In the data that follows, count each line holding the string "nombre"; answer with the number only.

## Information shown
[START]

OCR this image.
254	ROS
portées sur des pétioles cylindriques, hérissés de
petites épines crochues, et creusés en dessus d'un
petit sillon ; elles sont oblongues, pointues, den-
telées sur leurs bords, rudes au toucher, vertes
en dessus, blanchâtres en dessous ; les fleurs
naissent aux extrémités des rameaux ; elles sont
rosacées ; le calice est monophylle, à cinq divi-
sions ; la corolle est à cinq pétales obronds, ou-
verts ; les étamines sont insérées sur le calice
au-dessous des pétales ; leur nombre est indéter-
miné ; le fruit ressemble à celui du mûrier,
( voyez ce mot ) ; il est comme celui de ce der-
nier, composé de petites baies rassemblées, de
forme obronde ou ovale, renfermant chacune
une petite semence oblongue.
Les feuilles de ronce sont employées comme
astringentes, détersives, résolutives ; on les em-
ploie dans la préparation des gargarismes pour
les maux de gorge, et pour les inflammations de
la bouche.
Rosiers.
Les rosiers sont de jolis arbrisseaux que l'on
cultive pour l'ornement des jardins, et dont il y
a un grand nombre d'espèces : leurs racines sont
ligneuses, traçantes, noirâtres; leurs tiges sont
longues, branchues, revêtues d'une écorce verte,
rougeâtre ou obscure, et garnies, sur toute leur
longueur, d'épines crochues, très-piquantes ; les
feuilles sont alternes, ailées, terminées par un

[END]
[START]

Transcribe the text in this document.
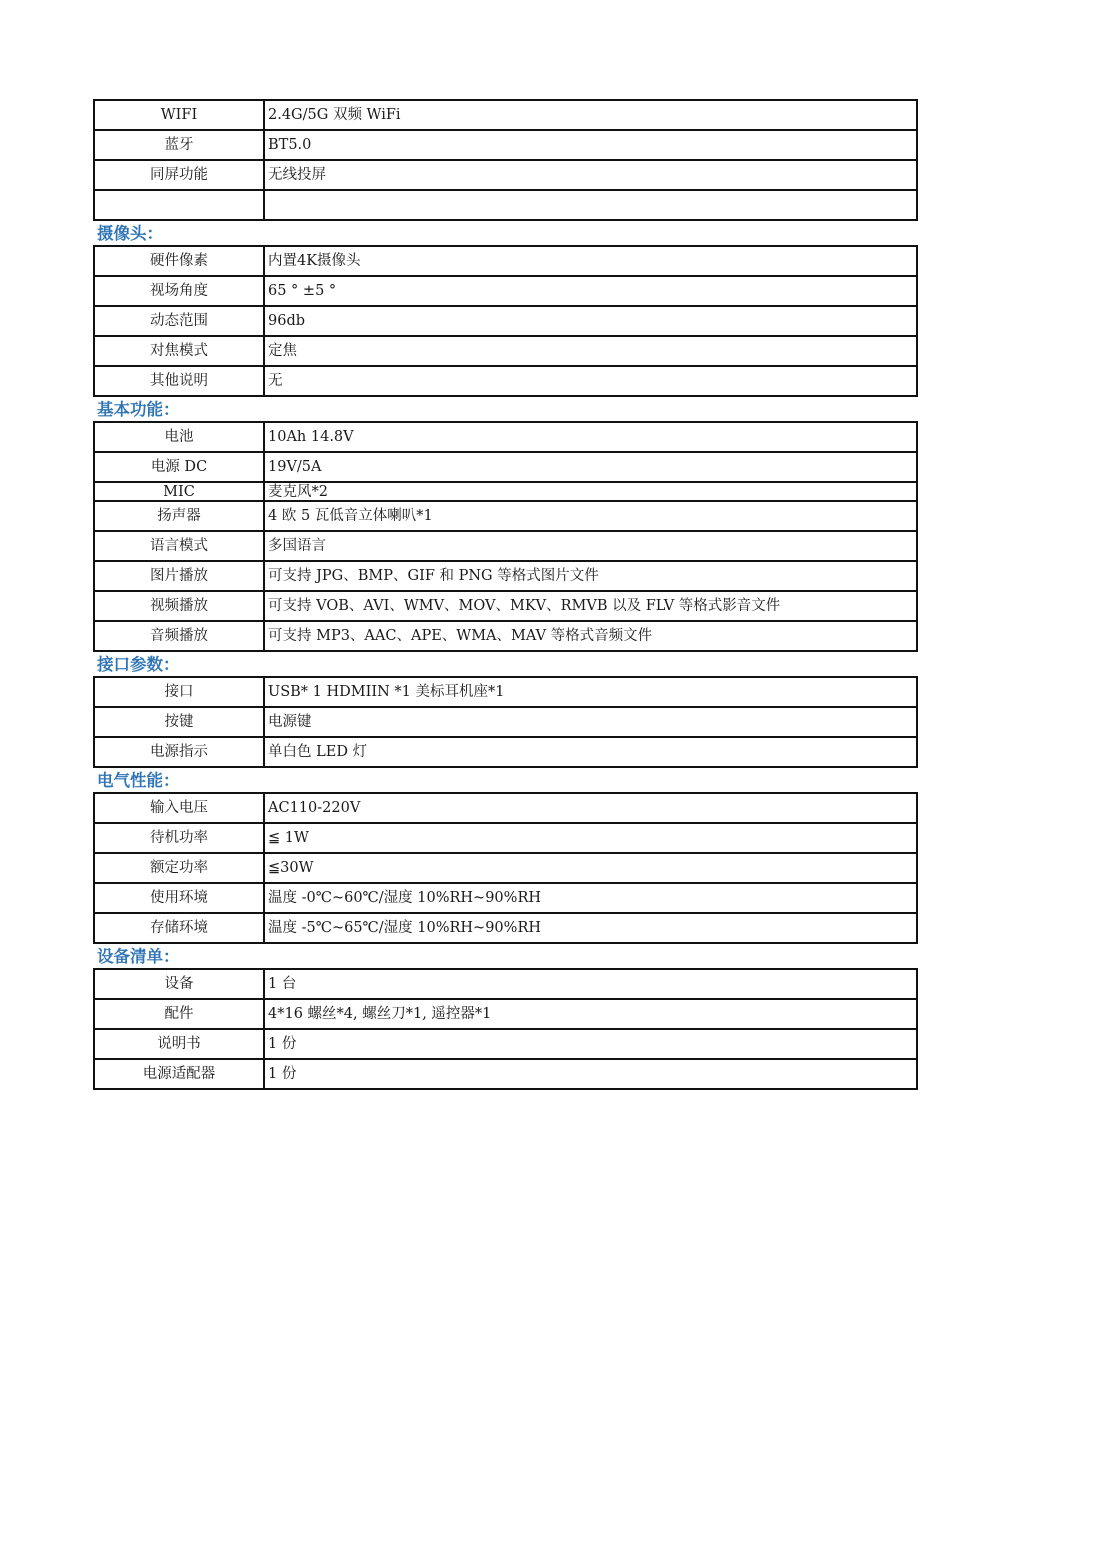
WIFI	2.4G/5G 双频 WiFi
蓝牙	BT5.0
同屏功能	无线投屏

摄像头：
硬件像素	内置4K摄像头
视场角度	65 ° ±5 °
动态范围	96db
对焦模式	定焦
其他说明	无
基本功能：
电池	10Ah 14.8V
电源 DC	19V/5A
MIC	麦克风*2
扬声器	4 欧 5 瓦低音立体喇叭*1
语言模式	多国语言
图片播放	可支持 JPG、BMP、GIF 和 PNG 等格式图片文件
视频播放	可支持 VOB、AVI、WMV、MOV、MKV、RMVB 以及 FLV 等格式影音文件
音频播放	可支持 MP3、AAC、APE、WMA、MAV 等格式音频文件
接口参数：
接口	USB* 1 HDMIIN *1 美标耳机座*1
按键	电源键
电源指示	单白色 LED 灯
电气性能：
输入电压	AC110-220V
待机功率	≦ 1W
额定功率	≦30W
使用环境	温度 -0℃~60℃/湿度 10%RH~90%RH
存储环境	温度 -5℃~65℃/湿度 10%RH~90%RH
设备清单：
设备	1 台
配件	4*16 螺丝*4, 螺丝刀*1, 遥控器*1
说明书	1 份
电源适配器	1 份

[END]

## Output
2